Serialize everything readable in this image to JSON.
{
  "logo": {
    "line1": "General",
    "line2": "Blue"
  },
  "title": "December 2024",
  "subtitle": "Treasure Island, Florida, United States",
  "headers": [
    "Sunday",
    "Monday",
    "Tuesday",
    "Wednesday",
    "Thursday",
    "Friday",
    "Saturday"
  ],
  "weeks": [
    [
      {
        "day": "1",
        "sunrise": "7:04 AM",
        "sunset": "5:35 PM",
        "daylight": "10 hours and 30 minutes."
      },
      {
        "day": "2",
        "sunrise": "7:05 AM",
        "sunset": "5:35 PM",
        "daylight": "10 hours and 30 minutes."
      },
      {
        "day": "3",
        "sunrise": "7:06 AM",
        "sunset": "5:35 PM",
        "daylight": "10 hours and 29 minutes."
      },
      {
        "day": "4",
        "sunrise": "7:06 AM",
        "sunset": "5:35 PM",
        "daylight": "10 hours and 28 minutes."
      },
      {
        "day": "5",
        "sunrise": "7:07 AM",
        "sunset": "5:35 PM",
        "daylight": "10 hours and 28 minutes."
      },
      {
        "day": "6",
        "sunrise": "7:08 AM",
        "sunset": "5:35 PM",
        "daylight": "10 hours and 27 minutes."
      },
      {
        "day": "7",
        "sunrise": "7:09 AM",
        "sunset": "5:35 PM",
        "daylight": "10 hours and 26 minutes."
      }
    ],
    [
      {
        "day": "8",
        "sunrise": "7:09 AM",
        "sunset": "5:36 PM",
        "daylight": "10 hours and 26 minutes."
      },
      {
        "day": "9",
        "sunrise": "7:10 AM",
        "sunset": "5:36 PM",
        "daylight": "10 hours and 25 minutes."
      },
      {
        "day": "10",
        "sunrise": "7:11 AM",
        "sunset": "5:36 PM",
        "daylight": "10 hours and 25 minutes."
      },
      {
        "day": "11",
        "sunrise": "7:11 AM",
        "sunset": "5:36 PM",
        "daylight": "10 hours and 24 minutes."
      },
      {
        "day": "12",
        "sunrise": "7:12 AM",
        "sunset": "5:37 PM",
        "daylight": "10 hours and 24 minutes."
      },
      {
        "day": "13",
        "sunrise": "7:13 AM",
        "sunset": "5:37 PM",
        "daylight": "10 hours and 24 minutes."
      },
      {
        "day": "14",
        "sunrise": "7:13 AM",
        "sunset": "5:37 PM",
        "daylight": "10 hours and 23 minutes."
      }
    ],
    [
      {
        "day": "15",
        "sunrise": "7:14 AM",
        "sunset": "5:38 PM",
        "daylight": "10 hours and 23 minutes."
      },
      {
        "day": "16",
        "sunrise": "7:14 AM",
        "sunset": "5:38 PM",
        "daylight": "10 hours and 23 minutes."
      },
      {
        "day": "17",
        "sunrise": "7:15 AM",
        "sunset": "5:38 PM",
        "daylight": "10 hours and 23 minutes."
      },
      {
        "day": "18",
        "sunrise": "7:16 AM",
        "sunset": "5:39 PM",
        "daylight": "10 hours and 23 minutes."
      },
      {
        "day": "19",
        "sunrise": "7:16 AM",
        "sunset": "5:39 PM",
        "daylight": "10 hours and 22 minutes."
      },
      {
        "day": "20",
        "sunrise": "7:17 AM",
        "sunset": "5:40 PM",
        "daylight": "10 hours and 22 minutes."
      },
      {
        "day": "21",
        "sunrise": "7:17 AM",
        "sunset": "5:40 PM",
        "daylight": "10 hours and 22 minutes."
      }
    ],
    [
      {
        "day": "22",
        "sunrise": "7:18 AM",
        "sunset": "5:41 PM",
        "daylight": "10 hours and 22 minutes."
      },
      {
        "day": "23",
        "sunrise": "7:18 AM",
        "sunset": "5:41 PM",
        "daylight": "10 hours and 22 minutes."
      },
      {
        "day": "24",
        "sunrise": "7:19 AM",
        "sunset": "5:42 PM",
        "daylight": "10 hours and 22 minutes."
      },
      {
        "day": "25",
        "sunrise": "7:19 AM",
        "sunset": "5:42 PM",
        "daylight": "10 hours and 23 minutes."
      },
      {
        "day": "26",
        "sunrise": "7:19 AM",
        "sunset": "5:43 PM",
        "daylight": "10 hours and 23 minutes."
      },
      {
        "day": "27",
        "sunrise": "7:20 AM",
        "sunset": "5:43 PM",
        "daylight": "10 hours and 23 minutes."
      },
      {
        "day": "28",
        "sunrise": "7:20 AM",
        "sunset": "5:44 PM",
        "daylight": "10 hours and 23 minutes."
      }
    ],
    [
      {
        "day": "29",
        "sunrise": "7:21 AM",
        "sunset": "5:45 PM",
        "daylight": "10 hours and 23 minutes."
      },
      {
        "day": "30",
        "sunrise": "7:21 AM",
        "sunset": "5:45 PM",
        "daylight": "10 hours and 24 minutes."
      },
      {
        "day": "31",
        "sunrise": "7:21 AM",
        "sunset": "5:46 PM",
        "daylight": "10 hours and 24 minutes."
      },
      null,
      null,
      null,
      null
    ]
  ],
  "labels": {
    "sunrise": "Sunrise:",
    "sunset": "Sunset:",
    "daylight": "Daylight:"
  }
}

Directions: Each entry above needs to be retyped exactly.

Reply to the exercise:
Serialize everything readable in this image to JSON.
{
  "logo": {
    "line1": "General",
    "line2": "Blue"
  },
  "title": "December 2024",
  "subtitle": "Treasure Island, Florida, United States",
  "headers": [
    "Sunday",
    "Monday",
    "Tuesday",
    "Wednesday",
    "Thursday",
    "Friday",
    "Saturday"
  ],
  "weeks": [
    [
      {
        "day": "1",
        "sunrise": "7:04 AM",
        "sunset": "5:35 PM",
        "daylight": "10 hours and 30 minutes."
      },
      {
        "day": "2",
        "sunrise": "7:05 AM",
        "sunset": "5:35 PM",
        "daylight": "10 hours and 30 minutes."
      },
      {
        "day": "3",
        "sunrise": "7:06 AM",
        "sunset": "5:35 PM",
        "daylight": "10 hours and 29 minutes."
      },
      {
        "day": "4",
        "sunrise": "7:06 AM",
        "sunset": "5:35 PM",
        "daylight": "10 hours and 28 minutes."
      },
      {
        "day": "5",
        "sunrise": "7:07 AM",
        "sunset": "5:35 PM",
        "daylight": "10 hours and 28 minutes."
      },
      {
        "day": "6",
        "sunrise": "7:08 AM",
        "sunset": "5:35 PM",
        "daylight": "10 hours and 27 minutes."
      },
      {
        "day": "7",
        "sunrise": "7:09 AM",
        "sunset": "5:35 PM",
        "daylight": "10 hours and 26 minutes."
      }
    ],
    [
      {
        "day": "8",
        "sunrise": "7:09 AM",
        "sunset": "5:36 PM",
        "daylight": "10 hours and 26 minutes."
      },
      {
        "day": "9",
        "sunrise": "7:10 AM",
        "sunset": "5:36 PM",
        "daylight": "10 hours and 25 minutes."
      },
      {
        "day": "10",
        "sunrise": "7:11 AM",
        "sunset": "5:36 PM",
        "daylight": "10 hours and 25 minutes."
      },
      {
        "day": "11",
        "sunrise": "7:11 AM",
        "sunset": "5:36 PM",
        "daylight": "10 hours and 24 minutes."
      },
      {
        "day": "12",
        "sunrise": "7:12 AM",
        "sunset": "5:37 PM",
        "daylight": "10 hours and 24 minutes."
      },
      {
        "day": "13",
        "sunrise": "7:13 AM",
        "sunset": "5:37 PM",
        "daylight": "10 hours and 24 minutes."
      },
      {
        "day": "14",
        "sunrise": "7:13 AM",
        "sunset": "5:37 PM",
        "daylight": "10 hours and 23 minutes."
      }
    ],
    [
      {
        "day": "15",
        "sunrise": "7:14 AM",
        "sunset": "5:38 PM",
        "daylight": "10 hours and 23 minutes."
      },
      {
        "day": "16",
        "sunrise": "7:14 AM",
        "sunset": "5:38 PM",
        "daylight": "10 hours and 23 minutes."
      },
      {
        "day": "17",
        "sunrise": "7:15 AM",
        "sunset": "5:38 PM",
        "daylight": "10 hours and 23 minutes."
      },
      {
        "day": "18",
        "sunrise": "7:16 AM",
        "sunset": "5:39 PM",
        "daylight": "10 hours and 23 minutes."
      },
      {
        "day": "19",
        "sunrise": "7:16 AM",
        "sunset": "5:39 PM",
        "daylight": "10 hours and 22 minutes."
      },
      {
        "day": "20",
        "sunrise": "7:17 AM",
        "sunset": "5:40 PM",
        "daylight": "10 hours and 22 minutes."
      },
      {
        "day": "21",
        "sunrise": "7:17 AM",
        "sunset": "5:40 PM",
        "daylight": "10 hours and 22 minutes."
      }
    ],
    [
      {
        "day": "22",
        "sunrise": "7:18 AM",
        "sunset": "5:41 PM",
        "daylight": "10 hours and 22 minutes."
      },
      {
        "day": "23",
        "sunrise": "7:18 AM",
        "sunset": "5:41 PM",
        "daylight": "10 hours and 22 minutes."
      },
      {
        "day": "24",
        "sunrise": "7:19 AM",
        "sunset": "5:42 PM",
        "daylight": "10 hours and 22 minutes."
      },
      {
        "day": "25",
        "sunrise": "7:19 AM",
        "sunset": "5:42 PM",
        "daylight": "10 hours and 23 minutes."
      },
      {
        "day": "26",
        "sunrise": "7:19 AM",
        "sunset": "5:43 PM",
        "daylight": "10 hours and 23 minutes."
      },
      {
        "day": "27",
        "sunrise": "7:20 AM",
        "sunset": "5:43 PM",
        "daylight": "10 hours and 23 minutes."
      },
      {
        "day": "28",
        "sunrise": "7:20 AM",
        "sunset": "5:44 PM",
        "daylight": "10 hours and 23 minutes."
      }
    ],
    [
      {
        "day": "29",
        "sunrise": "7:21 AM",
        "sunset": "5:45 PM",
        "daylight": "10 hours and 23 minutes."
      },
      {
        "day": "30",
        "sunrise": "7:21 AM",
        "sunset": "5:45 PM",
        "daylight": "10 hours and 24 minutes."
      },
      {
        "day": "31",
        "sunrise": "7:21 AM",
        "sunset": "5:46 PM",
        "daylight": "10 hours and 24 minutes."
      },
      null,
      null,
      null,
      null
    ]
  ],
  "labels": {
    "sunrise": "Sunrise:",
    "sunset": "Sunset:",
    "daylight": "Daylight:"
  }
}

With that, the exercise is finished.